* START EXTRACTED RECORDS *

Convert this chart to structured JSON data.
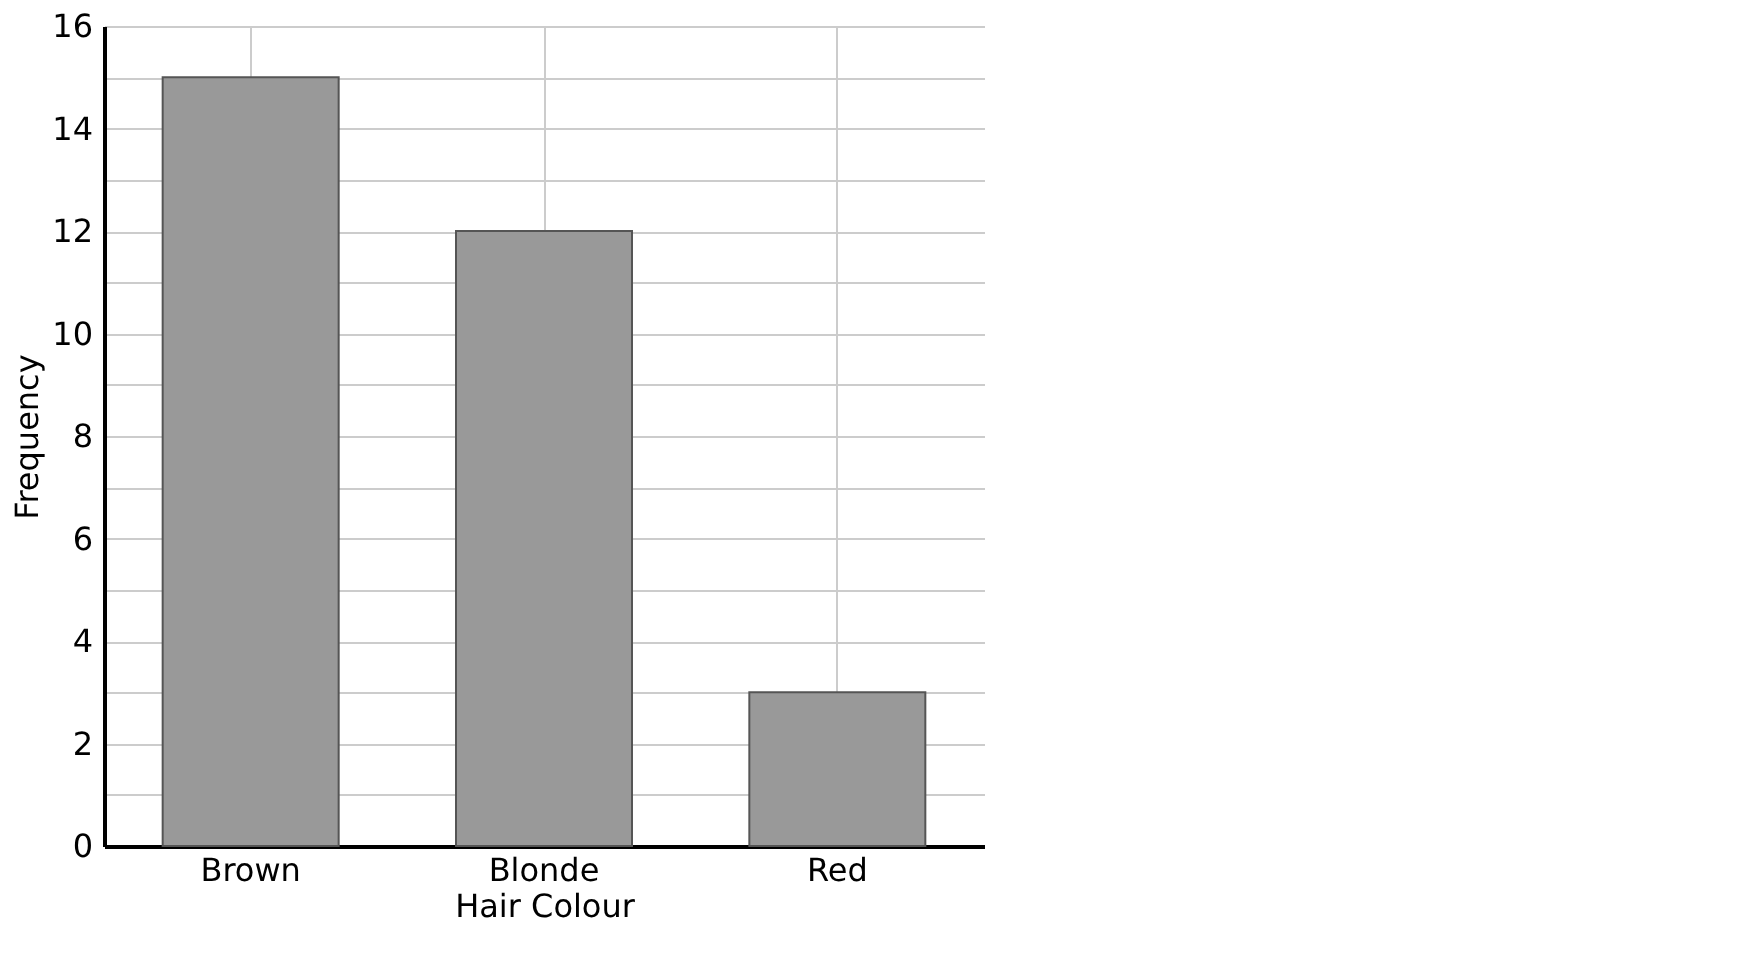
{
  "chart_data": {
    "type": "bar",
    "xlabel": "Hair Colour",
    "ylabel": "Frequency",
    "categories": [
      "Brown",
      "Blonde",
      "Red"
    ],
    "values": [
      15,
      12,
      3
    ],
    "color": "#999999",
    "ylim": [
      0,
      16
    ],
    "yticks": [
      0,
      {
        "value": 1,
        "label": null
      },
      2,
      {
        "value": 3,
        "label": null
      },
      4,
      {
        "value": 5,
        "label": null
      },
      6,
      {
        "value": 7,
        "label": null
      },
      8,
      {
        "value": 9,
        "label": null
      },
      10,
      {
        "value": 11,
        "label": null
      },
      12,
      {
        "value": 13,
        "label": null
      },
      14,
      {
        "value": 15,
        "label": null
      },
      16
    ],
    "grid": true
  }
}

* END EXTRACTED RECORDS *

» THE PROBLEM
The pictures should not appear in the copy; every other part of the records above must be returned exactly.

» SOLUTION FOR THIS EXERCISE
Convert this chart to structured JSON data.
{
  "chart_data": {
    "type": "bar",
    "xlabel": "Hair Colour",
    "ylabel": "Frequency",
    "categories": [
      "Brown",
      "Blonde",
      "Red"
    ],
    "values": [
      15,
      12,
      3
    ],
    "color": "#999999",
    "ylim": [
      0,
      16
    ],
    "yticks": [
      0,
      {
        "value": 1,
        "label": null
      },
      2,
      {
        "value": 3,
        "label": null
      },
      4,
      {
        "value": 5,
        "label": null
      },
      6,
      {
        "value": 7,
        "label": null
      },
      8,
      {
        "value": 9,
        "label": null
      },
      10,
      {
        "value": 11,
        "label": null
      },
      12,
      {
        "value": 13,
        "label": null
      },
      14,
      {
        "value": 15,
        "label": null
      },
      16
    ],
    "grid": true
  }
}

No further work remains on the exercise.